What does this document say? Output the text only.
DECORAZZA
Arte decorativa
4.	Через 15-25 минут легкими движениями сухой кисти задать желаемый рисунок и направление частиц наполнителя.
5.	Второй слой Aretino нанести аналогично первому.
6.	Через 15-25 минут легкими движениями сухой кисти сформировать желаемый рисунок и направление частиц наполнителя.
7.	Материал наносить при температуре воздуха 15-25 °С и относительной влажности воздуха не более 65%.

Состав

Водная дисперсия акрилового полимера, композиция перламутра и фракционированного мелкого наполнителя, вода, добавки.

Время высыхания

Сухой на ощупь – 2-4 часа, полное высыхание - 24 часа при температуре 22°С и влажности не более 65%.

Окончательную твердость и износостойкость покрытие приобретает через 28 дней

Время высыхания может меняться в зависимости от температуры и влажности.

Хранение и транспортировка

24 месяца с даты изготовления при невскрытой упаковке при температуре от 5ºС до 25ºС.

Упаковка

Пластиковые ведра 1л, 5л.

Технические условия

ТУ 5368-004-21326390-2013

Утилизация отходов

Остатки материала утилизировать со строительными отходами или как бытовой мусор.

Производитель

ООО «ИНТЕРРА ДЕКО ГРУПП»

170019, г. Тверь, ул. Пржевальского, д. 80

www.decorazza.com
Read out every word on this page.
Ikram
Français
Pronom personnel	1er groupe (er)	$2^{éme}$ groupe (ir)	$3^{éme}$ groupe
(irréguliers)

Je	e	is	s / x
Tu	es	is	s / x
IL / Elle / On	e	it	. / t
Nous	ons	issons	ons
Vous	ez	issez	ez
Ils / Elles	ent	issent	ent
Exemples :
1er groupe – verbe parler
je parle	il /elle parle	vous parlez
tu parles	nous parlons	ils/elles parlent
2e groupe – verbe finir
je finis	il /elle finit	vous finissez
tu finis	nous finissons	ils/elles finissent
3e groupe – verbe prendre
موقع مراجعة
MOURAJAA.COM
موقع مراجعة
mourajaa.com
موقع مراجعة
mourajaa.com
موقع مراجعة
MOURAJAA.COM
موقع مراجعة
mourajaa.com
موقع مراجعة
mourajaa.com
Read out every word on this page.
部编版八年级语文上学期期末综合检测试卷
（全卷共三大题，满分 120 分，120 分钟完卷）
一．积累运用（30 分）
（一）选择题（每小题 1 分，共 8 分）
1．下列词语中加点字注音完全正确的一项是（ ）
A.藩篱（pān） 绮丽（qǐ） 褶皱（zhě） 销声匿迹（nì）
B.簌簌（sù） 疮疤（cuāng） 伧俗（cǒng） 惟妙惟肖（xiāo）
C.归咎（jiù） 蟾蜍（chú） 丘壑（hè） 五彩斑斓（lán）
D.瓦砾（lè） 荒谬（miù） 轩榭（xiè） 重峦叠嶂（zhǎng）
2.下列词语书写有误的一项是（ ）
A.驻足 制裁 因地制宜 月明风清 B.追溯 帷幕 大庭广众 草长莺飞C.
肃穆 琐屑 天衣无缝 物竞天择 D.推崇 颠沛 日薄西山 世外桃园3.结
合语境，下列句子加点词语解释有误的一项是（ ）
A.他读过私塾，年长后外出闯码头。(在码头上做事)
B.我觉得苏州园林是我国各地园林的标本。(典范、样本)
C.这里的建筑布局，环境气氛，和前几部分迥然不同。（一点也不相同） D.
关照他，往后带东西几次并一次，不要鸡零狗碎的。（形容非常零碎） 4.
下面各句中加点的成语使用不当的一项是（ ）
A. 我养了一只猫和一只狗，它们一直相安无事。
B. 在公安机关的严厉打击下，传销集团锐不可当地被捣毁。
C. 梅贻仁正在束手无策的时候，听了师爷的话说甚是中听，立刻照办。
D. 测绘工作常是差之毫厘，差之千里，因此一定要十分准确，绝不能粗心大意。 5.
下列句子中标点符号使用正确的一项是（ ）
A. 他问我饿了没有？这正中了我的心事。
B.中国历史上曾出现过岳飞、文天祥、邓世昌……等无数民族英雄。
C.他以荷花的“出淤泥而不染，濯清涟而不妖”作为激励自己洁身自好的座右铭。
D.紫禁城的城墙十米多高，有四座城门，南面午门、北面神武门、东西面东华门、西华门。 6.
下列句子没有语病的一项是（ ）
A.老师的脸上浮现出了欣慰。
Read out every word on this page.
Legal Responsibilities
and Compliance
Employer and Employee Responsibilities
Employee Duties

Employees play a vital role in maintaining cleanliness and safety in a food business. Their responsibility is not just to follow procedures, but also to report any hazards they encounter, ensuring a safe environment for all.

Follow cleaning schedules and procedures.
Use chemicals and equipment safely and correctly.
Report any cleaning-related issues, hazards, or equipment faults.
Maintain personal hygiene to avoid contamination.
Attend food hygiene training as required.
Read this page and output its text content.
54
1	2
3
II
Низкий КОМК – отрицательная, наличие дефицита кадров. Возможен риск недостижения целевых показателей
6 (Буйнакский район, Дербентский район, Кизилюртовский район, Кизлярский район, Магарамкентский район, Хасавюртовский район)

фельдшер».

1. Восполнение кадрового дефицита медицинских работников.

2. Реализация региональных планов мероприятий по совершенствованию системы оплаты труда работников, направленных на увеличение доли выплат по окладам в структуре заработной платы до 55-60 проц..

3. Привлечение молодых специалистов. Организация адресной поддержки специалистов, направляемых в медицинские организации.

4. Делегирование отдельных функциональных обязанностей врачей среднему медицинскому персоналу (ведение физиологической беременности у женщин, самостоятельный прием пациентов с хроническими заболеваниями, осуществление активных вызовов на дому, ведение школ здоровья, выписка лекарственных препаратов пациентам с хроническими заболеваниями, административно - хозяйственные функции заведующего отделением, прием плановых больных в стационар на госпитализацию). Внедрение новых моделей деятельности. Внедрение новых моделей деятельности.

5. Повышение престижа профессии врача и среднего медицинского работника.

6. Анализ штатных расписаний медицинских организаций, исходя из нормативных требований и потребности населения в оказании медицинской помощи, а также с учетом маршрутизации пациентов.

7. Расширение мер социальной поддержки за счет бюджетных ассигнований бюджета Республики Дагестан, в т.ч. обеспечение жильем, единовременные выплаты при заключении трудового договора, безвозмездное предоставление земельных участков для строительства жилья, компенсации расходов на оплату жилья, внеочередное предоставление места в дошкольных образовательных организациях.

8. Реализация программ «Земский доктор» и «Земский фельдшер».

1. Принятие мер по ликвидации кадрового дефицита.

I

Your objective => From the entries above, extract each line containing "finis".

Full solution =>
je finis	il /elle finit	vous finissez
tu finis	nous finissons	ils/elles finissent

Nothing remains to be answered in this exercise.